Collected data entries
···
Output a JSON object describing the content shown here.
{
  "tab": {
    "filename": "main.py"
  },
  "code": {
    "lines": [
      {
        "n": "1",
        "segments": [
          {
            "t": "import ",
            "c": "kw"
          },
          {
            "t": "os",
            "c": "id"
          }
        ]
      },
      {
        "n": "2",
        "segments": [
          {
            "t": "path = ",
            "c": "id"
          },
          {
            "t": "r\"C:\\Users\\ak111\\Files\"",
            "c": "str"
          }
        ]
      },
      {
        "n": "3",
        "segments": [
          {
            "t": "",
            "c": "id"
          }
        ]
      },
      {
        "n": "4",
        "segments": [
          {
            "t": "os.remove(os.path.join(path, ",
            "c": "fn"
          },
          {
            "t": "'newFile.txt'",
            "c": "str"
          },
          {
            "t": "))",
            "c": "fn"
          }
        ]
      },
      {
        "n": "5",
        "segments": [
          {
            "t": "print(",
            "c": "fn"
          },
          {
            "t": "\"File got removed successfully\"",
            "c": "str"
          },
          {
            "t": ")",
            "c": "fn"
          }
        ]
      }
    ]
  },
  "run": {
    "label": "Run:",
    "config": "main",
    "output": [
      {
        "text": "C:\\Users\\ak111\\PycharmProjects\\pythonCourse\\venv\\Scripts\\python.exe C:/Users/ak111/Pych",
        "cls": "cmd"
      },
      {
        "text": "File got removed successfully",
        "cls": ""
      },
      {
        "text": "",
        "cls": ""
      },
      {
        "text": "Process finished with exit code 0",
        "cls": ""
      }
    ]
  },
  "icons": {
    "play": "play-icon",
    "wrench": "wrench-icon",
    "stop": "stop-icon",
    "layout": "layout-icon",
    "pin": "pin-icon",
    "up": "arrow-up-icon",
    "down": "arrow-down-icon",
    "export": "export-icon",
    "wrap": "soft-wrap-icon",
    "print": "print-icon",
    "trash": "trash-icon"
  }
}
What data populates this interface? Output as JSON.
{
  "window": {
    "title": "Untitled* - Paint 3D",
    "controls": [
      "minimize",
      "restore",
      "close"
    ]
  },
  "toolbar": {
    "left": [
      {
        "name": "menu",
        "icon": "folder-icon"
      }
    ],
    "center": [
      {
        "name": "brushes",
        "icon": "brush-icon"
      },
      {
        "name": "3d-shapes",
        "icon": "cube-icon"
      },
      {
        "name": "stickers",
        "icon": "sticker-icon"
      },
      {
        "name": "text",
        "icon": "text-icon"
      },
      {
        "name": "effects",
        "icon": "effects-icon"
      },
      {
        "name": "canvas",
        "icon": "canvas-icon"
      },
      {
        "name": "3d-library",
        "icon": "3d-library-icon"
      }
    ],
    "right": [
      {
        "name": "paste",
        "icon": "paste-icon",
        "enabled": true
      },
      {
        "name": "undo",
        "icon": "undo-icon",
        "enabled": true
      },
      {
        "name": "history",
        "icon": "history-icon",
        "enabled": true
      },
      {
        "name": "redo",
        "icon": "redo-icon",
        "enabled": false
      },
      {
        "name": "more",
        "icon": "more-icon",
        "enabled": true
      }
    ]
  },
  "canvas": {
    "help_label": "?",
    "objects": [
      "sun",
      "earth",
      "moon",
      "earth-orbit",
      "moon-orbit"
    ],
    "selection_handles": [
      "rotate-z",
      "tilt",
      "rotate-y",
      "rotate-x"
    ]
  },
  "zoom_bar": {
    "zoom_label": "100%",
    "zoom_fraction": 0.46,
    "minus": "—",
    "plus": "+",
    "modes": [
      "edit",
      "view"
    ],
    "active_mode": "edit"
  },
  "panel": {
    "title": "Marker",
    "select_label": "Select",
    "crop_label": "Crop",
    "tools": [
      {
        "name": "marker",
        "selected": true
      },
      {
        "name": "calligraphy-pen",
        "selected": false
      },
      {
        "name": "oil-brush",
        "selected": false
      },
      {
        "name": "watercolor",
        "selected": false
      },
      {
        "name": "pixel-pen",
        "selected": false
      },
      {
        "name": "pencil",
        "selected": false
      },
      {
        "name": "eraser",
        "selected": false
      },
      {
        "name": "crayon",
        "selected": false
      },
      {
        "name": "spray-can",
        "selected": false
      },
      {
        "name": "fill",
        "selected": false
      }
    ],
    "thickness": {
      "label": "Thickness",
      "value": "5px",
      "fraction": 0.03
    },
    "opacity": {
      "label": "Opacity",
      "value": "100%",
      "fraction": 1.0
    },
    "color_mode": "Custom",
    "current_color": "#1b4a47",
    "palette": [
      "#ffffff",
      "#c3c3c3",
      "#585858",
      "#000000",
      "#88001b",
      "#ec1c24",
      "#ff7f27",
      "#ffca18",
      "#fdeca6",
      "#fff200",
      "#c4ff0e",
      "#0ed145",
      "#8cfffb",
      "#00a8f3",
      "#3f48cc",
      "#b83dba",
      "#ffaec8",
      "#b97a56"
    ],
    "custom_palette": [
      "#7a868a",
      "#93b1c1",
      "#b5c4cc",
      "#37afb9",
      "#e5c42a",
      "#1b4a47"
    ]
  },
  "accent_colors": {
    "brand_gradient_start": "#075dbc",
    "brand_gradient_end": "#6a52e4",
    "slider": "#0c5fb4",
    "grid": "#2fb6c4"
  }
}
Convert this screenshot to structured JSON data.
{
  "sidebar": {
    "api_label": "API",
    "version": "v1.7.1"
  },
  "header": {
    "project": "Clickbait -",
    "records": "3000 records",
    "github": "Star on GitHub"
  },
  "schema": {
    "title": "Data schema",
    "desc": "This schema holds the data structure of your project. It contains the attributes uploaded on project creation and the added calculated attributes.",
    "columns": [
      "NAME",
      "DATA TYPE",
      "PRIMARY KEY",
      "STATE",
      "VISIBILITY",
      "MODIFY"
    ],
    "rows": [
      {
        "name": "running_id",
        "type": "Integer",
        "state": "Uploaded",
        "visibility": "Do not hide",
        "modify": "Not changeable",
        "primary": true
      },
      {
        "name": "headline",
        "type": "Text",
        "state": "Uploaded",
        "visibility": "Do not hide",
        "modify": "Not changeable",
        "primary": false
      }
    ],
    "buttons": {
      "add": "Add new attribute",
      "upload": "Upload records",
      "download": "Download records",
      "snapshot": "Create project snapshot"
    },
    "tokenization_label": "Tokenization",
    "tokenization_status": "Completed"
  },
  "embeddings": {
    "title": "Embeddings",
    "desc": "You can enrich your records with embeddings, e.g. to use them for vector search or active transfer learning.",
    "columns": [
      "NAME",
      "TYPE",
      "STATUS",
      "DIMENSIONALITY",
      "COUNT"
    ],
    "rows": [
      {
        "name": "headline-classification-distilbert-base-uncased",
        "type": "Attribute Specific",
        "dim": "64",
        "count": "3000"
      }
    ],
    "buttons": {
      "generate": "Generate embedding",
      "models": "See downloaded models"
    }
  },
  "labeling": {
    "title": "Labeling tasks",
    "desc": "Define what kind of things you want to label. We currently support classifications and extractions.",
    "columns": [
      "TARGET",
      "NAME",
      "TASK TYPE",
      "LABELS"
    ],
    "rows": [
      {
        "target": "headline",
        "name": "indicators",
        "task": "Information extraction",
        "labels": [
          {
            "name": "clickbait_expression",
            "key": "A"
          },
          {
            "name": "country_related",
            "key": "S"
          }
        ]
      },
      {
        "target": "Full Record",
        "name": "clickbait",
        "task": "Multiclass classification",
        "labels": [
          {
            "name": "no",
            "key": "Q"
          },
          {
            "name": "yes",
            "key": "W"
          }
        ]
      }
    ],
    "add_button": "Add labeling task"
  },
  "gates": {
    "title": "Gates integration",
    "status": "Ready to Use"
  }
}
···
Send back all of the entries exactly, with nothing missing.

Output a JSON object describing the content shown here.
{
  "tab": {
    "filename": "main.py"
  },
  "code": {
    "lines": [
      {
        "n": "1",
        "segments": [
          {
            "t": "import ",
            "c": "kw"
          },
          {
            "t": "os",
            "c": "id"
          }
        ]
      },
      {
        "n": "2",
        "segments": [
          {
            "t": "path = ",
            "c": "id"
          },
          {
            "t": "r\"C:\\Users\\ak111\\Files\"",
            "c": "str"
          }
        ]
      },
      {
        "n": "3",
        "segments": [
          {
            "t": "",
            "c": "id"
          }
        ]
      },
      {
        "n": "4",
        "segments": [
          {
            "t": "os.remove(os.path.join(path, ",
            "c": "fn"
          },
          {
            "t": "'newFile.txt'",
            "c": "str"
          },
          {
            "t": "))",
            "c": "fn"
          }
        ]
      },
      {
        "n": "5",
        "segments": [
          {
            "t": "print(",
            "c": "fn"
          },
          {
            "t": "\"File got removed successfully\"",
            "c": "str"
          },
          {
            "t": ")",
            "c": "fn"
          }
        ]
      }
    ]
  },
  "run": {
    "label": "Run:",
    "config": "main",
    "output": [
      {
        "text": "C:\\Users\\ak111\\PycharmProjects\\pythonCourse\\venv\\Scripts\\python.exe C:/Users/ak111/Pych",
        "cls": "cmd"
      },
      {
        "text": "File got removed successfully",
        "cls": ""
      },
      {
        "text": "",
        "cls": ""
      },
      {
        "text": "Process finished with exit code 0",
        "cls": ""
      }
    ]
  },
  "icons": {
    "play": "play-icon",
    "wrench": "wrench-icon",
    "stop": "stop-icon",
    "layout": "layout-icon",
    "pin": "pin-icon",
    "up": "arrow-up-icon",
    "down": "arrow-down-icon",
    "export": "export-icon",
    "wrap": "soft-wrap-icon",
    "print": "print-icon",
    "trash": "trash-icon"
  }
}
What data populates this interface? Output as JSON.
{
  "window": {
    "title": "Untitled* - Paint 3D",
    "controls": [
      "minimize",
      "restore",
      "close"
    ]
  },
  "toolbar": {
    "left": [
      {
        "name": "menu",
        "icon": "folder-icon"
      }
    ],
    "center": [
      {
        "name": "brushes",
        "icon": "brush-icon"
      },
      {
        "name": "3d-shapes",
        "icon": "cube-icon"
      },
      {
        "name": "stickers",
        "icon": "sticker-icon"
      },
      {
        "name": "text",
        "icon": "text-icon"
      },
      {
        "name": "effects",
        "icon": "effects-icon"
      },
      {
        "name": "canvas",
        "icon": "canvas-icon"
      },
      {
        "name": "3d-library",
        "icon": "3d-library-icon"
      }
    ],
    "right": [
      {
        "name": "paste",
        "icon": "paste-icon",
        "enabled": true
      },
      {
        "name": "undo",
        "icon": "undo-icon",
        "enabled": true
      },
      {
        "name": "history",
        "icon": "history-icon",
        "enabled": true
      },
      {
        "name": "redo",
        "icon": "redo-icon",
        "enabled": false
      },
      {
        "name": "more",
        "icon": "more-icon",
        "enabled": true
      }
    ]
  },
  "canvas": {
    "help_label": "?",
    "objects": [
      "sun",
      "earth",
      "moon",
      "earth-orbit",
      "moon-orbit"
    ],
    "selection_handles": [
      "rotate-z",
      "tilt",
      "rotate-y",
      "rotate-x"
    ]
  },
  "zoom_bar": {
    "zoom_label": "100%",
    "zoom_fraction": 0.46,
    "minus": "—",
    "plus": "+",
    "modes": [
      "edit",
      "view"
    ],
    "active_mode": "edit"
  },
  "panel": {
    "title": "Marker",
    "select_label": "Select",
    "crop_label": "Crop",
    "tools": [
      {
        "name": "marker",
        "selected": true
      },
      {
        "name": "calligraphy-pen",
        "selected": false
      },
      {
        "name": "oil-brush",
        "selected": false
      },
      {
        "name": "watercolor",
        "selected": false
      },
      {
        "name": "pixel-pen",
        "selected": false
      },
      {
        "name": "pencil",
        "selected": false
      },
      {
        "name": "eraser",
        "selected": false
      },
      {
        "name": "crayon",
        "selected": false
      },
      {
        "name": "spray-can",
        "selected": false
      },
      {
        "name": "fill",
        "selected": false
      }
    ],
    "thickness": {
      "label": "Thickness",
      "value": "5px",
      "fraction": 0.03
    },
    "opacity": {
      "label": "Opacity",
      "value": "100%",
      "fraction": 1.0
    },
    "color_mode": "Custom",
    "current_color": "#1b4a47",
    "palette": [
      "#ffffff",
      "#c3c3c3",
      "#585858",
      "#000000",
      "#88001b",
      "#ec1c24",
      "#ff7f27",
      "#ffca18",
      "#fdeca6",
      "#fff200",
      "#c4ff0e",
      "#0ed145",
      "#8cfffb",
      "#00a8f3",
      "#3f48cc",
      "#b83dba",
      "#ffaec8",
      "#b97a56"
    ],
    "custom_palette": [
      "#7a868a",
      "#93b1c1",
      "#b5c4cc",
      "#37afb9",
      "#e5c42a",
      "#1b4a47"
    ]
  },
  "accent_colors": {
    "brand_gradient_start": "#075dbc",
    "brand_gradient_end": "#6a52e4",
    "slider": "#0c5fb4",
    "grid": "#2fb6c4"
  }
}
Convert this screenshot to structured JSON data.
{
  "sidebar": {
    "api_label": "API",
    "version": "v1.7.1"
  },
  "header": {
    "project": "Clickbait -",
    "records": "3000 records",
    "github": "Star on GitHub"
  },
  "schema": {
    "title": "Data schema",
    "desc": "This schema holds the data structure of your project. It contains the attributes uploaded on project creation and the added calculated attributes.",
    "columns": [
      "NAME",
      "DATA TYPE",
      "PRIMARY KEY",
      "STATE",
      "VISIBILITY",
      "MODIFY"
    ],
    "rows": [
      {
        "name": "running_id",
        "type": "Integer",
        "state": "Uploaded",
        "visibility": "Do not hide",
        "modify": "Not changeable",
        "primary": true
      },
      {
        "name": "headline",
        "type": "Text",
        "state": "Uploaded",
        "visibility": "Do not hide",
        "modify": "Not changeable",
        "primary": false
      }
    ],
    "buttons": {
      "add": "Add new attribute",
      "upload": "Upload records",
      "download": "Download records",
      "snapshot": "Create project snapshot"
    },
    "tokenization_label": "Tokenization",
    "tokenization_status": "Completed"
  },
  "embeddings": {
    "title": "Embeddings",
    "desc": "You can enrich your records with embeddings, e.g. to use them for vector search or active transfer learning.",
    "columns": [
      "NAME",
      "TYPE",
      "STATUS",
      "DIMENSIONALITY",
      "COUNT"
    ],
    "rows": [
      {
        "name": "headline-classification-distilbert-base-uncased",
        "type": "Attribute Specific",
        "dim": "64",
        "count": "3000"
      }
    ],
    "buttons": {
      "generate": "Generate embedding",
      "models": "See downloaded models"
    }
  },
  "labeling": {
    "title": "Labeling tasks",
    "desc": "Define what kind of things you want to label. We currently support classifications and extractions.",
    "columns": [
      "TARGET",
      "NAME",
      "TASK TYPE",
      "LABELS"
    ],
    "rows": [
      {
        "target": "headline",
        "name": "indicators",
        "task": "Information extraction",
        "labels": [
          {
            "name": "clickbait_expression",
            "key": "A"
          },
          {
            "name": "country_related",
            "key": "S"
          }
        ]
      },
      {
        "target": "Full Record",
        "name": "clickbait",
        "task": "Multiclass classification",
        "labels": [
          {
            "name": "no",
            "key": "Q"
          },
          {
            "name": "yes",
            "key": "W"
          }
        ]
      }
    ],
    "add_button": "Add labeling task"
  },
  "gates": {
    "title": "Gates integration",
    "status": "Ready to Use"
  }
}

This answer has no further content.